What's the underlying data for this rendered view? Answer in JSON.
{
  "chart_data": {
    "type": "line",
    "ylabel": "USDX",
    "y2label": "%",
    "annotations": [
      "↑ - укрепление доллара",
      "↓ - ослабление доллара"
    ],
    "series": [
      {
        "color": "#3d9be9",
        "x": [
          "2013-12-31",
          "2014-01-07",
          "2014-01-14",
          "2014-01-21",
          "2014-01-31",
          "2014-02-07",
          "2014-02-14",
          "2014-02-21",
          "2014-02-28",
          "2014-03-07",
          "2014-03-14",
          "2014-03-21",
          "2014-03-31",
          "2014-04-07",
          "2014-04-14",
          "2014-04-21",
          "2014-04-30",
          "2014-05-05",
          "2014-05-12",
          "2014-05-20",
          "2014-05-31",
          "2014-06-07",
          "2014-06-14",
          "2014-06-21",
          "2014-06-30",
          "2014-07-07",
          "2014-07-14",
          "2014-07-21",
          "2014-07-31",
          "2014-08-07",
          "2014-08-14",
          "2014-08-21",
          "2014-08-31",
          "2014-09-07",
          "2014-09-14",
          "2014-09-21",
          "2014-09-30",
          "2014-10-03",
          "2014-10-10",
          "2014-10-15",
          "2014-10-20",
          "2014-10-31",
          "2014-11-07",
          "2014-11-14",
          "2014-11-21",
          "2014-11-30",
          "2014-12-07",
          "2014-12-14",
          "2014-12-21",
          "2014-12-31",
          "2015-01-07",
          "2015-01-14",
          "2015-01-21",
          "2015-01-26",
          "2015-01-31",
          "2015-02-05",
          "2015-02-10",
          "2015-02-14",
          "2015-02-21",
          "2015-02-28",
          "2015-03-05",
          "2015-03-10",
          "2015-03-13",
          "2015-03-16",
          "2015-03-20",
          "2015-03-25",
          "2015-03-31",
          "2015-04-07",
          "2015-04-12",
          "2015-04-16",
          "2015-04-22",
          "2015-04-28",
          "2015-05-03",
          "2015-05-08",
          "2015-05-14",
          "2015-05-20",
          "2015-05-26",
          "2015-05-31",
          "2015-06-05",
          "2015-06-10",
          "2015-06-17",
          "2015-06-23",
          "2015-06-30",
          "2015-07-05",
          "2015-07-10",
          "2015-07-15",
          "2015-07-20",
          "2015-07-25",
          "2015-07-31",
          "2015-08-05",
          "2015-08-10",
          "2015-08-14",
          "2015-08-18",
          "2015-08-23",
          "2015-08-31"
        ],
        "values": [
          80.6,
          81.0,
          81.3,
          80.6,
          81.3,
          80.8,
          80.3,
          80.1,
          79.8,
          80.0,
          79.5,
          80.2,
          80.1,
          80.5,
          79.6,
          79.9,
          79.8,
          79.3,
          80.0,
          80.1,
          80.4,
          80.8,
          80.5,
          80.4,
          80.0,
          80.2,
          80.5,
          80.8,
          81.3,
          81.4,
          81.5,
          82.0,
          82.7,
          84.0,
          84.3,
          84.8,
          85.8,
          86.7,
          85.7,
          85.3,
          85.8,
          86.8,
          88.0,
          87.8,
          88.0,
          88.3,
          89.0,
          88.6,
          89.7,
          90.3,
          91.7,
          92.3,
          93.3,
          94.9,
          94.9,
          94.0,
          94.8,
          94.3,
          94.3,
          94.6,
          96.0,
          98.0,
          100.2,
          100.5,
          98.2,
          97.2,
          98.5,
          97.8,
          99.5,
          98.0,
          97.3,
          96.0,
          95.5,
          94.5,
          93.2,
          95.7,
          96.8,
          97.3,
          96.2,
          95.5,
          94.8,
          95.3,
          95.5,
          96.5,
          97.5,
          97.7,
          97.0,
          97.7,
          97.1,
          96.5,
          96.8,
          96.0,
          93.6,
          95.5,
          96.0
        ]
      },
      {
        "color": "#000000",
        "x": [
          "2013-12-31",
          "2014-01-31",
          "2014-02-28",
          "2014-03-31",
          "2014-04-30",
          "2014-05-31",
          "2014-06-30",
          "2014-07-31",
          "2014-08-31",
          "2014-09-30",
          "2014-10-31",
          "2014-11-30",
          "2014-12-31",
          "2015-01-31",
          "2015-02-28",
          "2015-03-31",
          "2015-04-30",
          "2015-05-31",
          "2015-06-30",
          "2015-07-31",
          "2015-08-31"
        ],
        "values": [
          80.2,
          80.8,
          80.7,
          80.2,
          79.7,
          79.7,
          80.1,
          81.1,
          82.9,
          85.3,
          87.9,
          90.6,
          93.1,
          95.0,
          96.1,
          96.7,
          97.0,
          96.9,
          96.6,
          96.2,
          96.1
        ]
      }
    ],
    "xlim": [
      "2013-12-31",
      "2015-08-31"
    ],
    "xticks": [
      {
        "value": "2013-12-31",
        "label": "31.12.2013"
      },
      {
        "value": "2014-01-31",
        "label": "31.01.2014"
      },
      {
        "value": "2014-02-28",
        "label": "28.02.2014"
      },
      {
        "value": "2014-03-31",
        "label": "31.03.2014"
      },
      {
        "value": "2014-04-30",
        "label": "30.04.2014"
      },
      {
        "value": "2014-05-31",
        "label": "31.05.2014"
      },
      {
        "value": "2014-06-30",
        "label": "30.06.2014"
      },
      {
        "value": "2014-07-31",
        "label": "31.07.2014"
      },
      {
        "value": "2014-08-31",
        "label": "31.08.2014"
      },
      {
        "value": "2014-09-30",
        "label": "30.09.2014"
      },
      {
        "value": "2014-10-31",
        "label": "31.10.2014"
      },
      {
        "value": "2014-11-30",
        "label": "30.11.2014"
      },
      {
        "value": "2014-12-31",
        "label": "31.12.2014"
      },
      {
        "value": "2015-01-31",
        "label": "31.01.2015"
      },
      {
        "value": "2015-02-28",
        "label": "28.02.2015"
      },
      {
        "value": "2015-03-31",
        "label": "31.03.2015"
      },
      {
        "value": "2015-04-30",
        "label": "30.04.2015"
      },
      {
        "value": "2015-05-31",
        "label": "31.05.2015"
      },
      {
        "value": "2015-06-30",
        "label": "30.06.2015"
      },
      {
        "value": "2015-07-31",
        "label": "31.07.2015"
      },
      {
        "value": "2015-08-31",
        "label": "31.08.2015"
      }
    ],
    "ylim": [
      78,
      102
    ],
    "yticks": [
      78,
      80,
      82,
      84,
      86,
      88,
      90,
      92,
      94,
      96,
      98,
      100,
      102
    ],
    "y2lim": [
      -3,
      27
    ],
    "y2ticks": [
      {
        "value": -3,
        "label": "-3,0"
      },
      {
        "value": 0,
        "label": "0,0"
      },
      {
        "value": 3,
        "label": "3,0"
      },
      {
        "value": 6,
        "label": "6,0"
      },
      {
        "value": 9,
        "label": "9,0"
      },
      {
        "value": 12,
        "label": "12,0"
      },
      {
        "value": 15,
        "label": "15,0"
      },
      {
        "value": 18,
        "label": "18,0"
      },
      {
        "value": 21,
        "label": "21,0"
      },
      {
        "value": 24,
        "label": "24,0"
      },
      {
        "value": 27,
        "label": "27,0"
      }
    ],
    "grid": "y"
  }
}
* * *
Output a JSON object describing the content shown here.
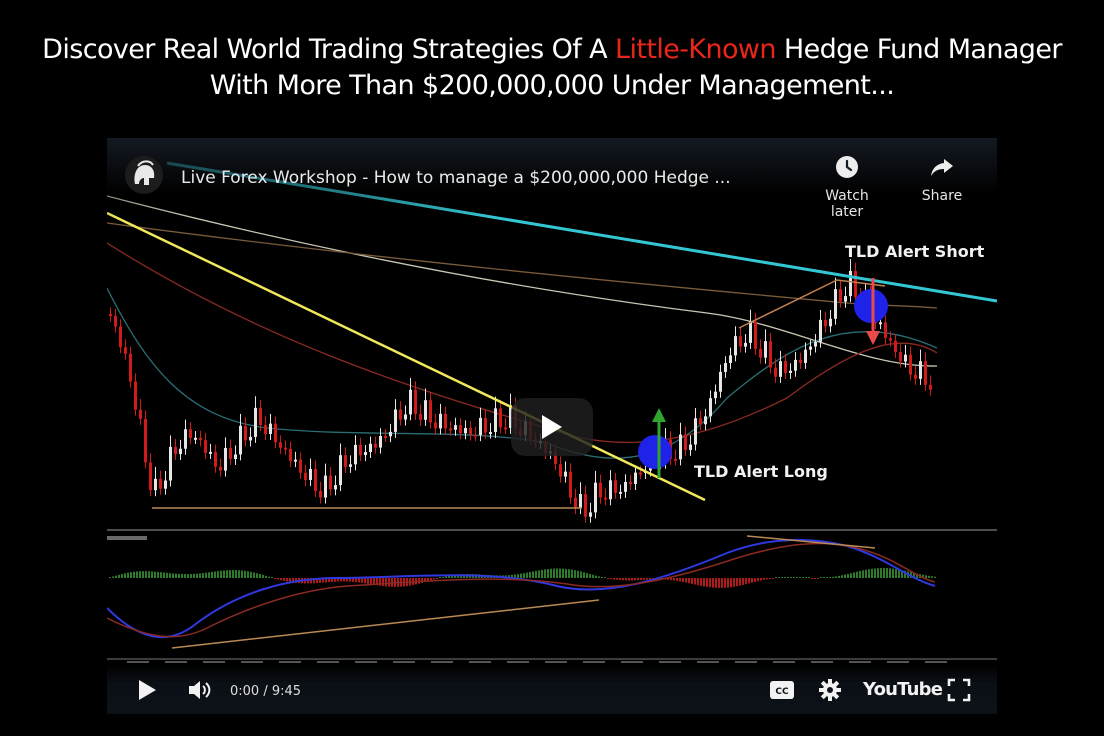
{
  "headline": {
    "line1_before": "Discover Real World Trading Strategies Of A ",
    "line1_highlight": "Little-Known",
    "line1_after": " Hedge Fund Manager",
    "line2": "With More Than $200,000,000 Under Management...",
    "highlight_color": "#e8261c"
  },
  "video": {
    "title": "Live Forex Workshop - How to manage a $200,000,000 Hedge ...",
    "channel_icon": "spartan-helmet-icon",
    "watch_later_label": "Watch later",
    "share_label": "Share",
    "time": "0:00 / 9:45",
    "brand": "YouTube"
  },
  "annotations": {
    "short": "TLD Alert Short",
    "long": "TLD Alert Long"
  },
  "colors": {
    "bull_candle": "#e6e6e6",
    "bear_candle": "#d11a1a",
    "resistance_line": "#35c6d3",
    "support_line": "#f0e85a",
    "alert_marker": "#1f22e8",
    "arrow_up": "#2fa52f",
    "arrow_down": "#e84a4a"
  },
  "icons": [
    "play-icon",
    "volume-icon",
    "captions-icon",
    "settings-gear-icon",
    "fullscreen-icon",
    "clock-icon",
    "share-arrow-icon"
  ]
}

• **Prompt**:
Work out how many lines in the records above contain the word "JSON", and give only that number.

• **Answer to this exercise**:
2